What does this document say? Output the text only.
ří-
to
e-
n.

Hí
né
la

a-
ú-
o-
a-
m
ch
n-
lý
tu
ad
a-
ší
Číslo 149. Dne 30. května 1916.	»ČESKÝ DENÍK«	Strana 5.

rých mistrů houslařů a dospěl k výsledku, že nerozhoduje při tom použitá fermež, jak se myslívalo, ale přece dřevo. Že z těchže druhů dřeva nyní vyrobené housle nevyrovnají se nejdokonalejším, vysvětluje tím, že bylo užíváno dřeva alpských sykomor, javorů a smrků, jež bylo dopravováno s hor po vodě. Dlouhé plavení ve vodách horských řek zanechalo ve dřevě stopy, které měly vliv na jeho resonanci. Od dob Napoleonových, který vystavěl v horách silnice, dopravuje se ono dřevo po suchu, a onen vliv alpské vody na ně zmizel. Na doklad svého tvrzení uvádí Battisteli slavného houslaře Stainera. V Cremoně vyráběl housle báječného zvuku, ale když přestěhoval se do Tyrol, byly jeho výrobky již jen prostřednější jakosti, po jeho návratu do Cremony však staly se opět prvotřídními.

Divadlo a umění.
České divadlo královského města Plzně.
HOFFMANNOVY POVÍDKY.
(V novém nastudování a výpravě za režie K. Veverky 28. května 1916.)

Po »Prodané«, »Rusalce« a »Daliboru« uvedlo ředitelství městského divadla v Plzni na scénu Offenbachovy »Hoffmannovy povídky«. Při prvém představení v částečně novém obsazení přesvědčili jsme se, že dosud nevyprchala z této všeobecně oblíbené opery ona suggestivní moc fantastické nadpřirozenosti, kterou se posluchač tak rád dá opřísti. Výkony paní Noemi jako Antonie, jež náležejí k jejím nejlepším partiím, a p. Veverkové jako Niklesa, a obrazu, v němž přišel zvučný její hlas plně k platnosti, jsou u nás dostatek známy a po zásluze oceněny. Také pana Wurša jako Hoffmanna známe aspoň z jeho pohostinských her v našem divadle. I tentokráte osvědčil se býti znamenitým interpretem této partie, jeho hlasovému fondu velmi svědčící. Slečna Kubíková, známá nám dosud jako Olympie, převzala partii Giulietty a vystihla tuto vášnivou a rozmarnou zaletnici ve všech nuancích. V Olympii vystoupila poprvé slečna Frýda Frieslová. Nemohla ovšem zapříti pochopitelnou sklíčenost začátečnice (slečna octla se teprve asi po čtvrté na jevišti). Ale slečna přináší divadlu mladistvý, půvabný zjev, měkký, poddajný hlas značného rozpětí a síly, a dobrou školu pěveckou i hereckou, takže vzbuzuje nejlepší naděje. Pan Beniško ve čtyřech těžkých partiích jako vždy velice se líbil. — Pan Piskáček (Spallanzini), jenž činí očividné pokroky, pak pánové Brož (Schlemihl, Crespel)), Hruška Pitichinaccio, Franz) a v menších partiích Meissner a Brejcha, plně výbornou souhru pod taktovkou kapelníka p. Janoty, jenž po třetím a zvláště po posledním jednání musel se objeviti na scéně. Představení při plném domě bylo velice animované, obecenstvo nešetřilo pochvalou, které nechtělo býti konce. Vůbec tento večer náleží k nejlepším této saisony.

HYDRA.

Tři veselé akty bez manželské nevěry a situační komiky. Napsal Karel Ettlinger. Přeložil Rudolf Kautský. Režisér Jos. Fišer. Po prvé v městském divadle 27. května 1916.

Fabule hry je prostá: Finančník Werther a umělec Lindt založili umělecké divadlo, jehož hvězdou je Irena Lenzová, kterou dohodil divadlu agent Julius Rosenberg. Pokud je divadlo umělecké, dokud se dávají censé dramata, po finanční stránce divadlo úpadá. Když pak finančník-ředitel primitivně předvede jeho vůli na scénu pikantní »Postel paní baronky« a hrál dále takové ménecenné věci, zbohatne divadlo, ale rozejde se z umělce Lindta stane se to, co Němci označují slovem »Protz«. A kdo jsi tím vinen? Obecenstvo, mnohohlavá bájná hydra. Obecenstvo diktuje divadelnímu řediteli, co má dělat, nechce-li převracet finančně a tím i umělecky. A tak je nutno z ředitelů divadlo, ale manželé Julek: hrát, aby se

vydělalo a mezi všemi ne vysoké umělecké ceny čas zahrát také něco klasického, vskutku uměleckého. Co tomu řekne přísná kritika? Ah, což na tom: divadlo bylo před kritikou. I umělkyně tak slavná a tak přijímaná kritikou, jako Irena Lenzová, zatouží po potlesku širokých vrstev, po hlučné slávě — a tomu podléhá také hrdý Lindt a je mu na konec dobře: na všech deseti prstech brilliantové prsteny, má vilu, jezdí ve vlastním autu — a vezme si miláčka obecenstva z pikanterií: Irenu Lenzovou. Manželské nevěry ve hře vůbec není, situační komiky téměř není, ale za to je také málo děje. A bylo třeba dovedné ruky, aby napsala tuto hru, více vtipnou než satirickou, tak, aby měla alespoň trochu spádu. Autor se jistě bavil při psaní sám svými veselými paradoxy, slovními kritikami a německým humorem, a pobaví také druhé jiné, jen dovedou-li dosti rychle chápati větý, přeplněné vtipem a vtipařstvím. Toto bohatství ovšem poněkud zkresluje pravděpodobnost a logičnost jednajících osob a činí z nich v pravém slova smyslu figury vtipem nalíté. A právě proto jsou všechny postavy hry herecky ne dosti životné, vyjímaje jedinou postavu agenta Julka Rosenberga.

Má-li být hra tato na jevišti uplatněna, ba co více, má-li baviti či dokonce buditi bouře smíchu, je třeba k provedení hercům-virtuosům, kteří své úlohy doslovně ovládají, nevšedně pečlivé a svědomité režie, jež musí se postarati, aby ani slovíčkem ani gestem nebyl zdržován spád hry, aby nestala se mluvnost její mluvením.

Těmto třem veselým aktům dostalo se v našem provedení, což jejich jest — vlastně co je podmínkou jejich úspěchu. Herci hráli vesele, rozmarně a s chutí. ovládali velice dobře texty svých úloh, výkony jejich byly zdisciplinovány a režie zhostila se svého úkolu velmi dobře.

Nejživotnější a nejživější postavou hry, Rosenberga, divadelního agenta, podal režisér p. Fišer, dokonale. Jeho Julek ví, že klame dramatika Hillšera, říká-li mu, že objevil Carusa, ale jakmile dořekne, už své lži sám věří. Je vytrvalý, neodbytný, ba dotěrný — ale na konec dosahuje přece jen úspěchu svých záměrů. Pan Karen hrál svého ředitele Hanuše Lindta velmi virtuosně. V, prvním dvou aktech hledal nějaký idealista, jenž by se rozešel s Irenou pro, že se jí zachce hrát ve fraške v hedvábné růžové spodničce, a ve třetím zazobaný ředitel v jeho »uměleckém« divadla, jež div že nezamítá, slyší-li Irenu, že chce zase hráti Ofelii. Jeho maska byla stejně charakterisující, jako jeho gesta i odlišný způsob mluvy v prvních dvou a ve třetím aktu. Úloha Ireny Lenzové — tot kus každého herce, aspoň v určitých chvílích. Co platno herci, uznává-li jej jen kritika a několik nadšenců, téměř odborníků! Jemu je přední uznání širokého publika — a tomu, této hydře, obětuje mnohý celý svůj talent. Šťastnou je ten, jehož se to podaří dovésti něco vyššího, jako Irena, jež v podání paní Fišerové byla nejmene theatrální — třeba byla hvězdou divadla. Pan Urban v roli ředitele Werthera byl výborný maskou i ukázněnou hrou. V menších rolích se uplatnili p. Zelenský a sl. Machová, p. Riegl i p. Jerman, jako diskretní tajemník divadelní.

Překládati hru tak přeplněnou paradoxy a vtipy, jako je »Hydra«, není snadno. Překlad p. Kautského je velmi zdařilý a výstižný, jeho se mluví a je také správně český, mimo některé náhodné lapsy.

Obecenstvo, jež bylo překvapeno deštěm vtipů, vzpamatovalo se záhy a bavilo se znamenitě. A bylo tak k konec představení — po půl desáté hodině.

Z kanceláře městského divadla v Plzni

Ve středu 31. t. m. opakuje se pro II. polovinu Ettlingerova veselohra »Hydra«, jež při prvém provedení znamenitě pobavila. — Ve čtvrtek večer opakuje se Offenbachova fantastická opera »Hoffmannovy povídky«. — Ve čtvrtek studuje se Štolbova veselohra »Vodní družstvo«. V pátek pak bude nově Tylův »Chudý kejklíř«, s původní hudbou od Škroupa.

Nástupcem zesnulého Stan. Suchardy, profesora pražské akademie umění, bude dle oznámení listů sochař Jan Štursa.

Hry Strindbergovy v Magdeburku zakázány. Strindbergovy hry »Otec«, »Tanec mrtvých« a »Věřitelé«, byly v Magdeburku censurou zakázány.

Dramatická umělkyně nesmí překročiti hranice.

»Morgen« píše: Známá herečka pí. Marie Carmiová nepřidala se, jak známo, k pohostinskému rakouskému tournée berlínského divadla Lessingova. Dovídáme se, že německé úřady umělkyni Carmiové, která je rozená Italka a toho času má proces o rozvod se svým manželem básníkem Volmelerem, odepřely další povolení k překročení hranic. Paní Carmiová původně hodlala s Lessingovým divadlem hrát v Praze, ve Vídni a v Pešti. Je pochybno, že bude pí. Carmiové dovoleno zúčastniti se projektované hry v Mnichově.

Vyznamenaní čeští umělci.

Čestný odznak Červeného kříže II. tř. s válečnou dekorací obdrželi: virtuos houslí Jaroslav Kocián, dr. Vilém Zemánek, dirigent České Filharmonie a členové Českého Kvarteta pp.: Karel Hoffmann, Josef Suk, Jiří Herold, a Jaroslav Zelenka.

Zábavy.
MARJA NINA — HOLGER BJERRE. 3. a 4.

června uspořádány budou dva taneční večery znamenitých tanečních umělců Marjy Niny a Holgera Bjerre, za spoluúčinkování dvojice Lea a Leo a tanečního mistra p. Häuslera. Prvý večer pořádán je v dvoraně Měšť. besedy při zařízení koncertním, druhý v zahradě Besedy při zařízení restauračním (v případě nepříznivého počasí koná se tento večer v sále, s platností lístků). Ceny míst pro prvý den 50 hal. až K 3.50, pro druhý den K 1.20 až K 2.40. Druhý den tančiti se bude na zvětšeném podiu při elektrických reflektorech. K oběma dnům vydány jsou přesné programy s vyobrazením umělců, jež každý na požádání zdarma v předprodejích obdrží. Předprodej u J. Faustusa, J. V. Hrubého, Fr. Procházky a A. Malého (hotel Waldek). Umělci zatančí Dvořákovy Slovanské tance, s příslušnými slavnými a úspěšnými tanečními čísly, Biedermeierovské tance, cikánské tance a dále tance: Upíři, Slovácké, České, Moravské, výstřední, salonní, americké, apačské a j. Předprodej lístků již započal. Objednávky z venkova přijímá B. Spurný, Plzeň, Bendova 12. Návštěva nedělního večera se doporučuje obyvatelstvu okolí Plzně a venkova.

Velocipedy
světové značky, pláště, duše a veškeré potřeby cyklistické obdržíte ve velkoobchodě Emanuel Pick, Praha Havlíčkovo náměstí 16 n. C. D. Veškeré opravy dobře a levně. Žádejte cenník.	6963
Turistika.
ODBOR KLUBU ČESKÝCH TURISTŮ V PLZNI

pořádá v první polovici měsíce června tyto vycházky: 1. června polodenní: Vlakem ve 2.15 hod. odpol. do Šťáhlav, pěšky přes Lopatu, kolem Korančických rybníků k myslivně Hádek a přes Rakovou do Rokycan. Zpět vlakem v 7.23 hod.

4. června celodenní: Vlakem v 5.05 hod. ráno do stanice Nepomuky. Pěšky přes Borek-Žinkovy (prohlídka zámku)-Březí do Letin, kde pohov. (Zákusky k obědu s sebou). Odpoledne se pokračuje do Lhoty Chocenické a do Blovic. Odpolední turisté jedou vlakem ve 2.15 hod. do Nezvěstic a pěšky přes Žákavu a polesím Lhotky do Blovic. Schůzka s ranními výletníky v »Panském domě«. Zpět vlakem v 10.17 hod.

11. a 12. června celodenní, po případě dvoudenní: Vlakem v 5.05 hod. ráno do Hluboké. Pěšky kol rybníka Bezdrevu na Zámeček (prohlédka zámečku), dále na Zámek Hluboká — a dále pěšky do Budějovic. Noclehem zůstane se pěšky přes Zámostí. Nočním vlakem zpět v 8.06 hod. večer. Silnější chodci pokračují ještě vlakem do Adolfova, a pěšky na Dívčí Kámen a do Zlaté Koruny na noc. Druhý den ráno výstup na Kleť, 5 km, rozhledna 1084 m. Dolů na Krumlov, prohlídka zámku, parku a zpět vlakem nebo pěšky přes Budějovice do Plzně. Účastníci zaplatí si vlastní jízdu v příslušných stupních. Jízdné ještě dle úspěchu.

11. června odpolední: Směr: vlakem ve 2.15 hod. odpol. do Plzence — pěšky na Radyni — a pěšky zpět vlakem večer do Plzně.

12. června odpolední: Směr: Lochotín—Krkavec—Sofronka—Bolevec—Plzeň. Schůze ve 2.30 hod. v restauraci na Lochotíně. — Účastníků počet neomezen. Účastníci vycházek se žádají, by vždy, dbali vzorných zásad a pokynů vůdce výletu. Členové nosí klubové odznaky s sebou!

__Aim__: Looking at the records above, tally the lines holding "května" and reply with that number only.

__Exercise answer__: 3